Images must not appear in your copy; reproduce every other part of the records exactly.

──────

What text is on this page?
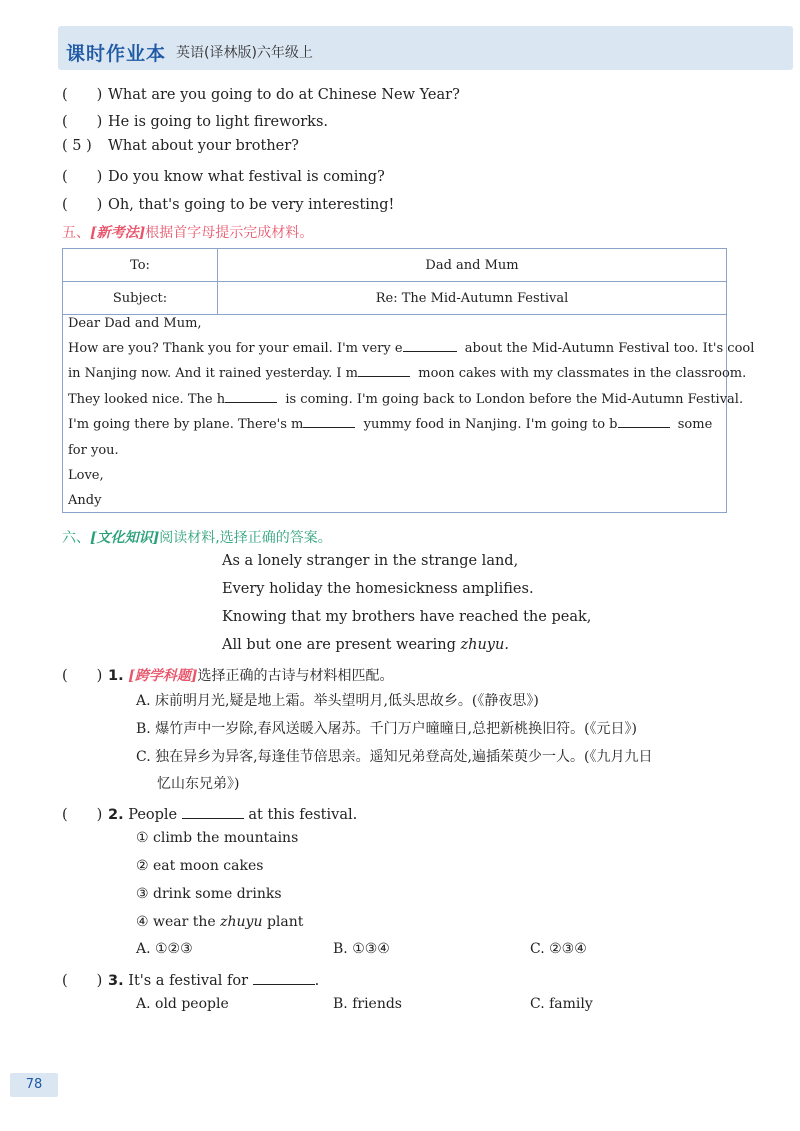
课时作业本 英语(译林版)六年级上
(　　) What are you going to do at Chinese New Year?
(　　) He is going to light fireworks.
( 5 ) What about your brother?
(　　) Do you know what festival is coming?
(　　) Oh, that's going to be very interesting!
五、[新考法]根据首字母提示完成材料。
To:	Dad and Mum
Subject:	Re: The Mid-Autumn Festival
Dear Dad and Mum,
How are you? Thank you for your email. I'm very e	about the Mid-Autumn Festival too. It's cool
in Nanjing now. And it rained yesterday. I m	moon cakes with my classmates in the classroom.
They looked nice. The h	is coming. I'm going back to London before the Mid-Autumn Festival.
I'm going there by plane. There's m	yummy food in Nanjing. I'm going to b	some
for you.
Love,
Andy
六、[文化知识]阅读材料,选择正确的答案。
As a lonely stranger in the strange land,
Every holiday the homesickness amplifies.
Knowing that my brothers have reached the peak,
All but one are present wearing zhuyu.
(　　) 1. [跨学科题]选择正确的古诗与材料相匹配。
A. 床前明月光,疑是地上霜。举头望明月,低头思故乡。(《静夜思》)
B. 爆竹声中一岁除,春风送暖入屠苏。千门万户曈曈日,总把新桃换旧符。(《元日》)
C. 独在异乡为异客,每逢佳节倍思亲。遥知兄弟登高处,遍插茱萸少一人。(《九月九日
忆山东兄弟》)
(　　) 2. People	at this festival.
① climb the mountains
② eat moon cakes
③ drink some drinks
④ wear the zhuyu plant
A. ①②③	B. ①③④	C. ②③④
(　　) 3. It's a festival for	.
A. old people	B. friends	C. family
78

──────

▶ EXERCISE ANSWER
What text is on this page?
课时作业本 英语(译林版)六年级上
(　　) What are you going to do at Chinese New Year?
(　　) He is going to light fireworks.
( 5 ) What about your brother?
(　　) Do you know what festival is coming?
(　　) Oh, that's going to be very interesting!
五、[新考法]根据首字母提示完成材料。
To:	Dad and Mum
Subject:	Re: The Mid-Autumn Festival
Dear Dad and Mum,
How are you? Thank you for your email. I'm very e	about the Mid-Autumn Festival too. It's cool
in Nanjing now. And it rained yesterday. I m	moon cakes with my classmates in the classroom.
They looked nice. The h	is coming. I'm going back to London before the Mid-Autumn Festival.
I'm going there by plane. There's m	yummy food in Nanjing. I'm going to b	some
for you.
Love,
Andy
六、[文化知识]阅读材料,选择正确的答案。
As a lonely stranger in the strange land,
Every holiday the homesickness amplifies.
Knowing that my brothers have reached the peak,
All but one are present wearing zhuyu.
(　　) 1. [跨学科题]选择正确的古诗与材料相匹配。
A. 床前明月光,疑是地上霜。举头望明月,低头思故乡。(《静夜思》)
B. 爆竹声中一岁除,春风送暖入屠苏。千门万户曈曈日,总把新桃换旧符。(《元日》)
C. 独在异乡为异客,每逢佳节倍思亲。遥知兄弟登高处,遍插茱萸少一人。(《九月九日
忆山东兄弟》)
(　　) 2. People	at this festival.
① climb the mountains
② eat moon cakes
③ drink some drinks
④ wear the zhuyu plant
A. ①②③	B. ①③④	C. ②③④
(　　) 3. It's a festival for	.
A. old people	B. friends	C. family
78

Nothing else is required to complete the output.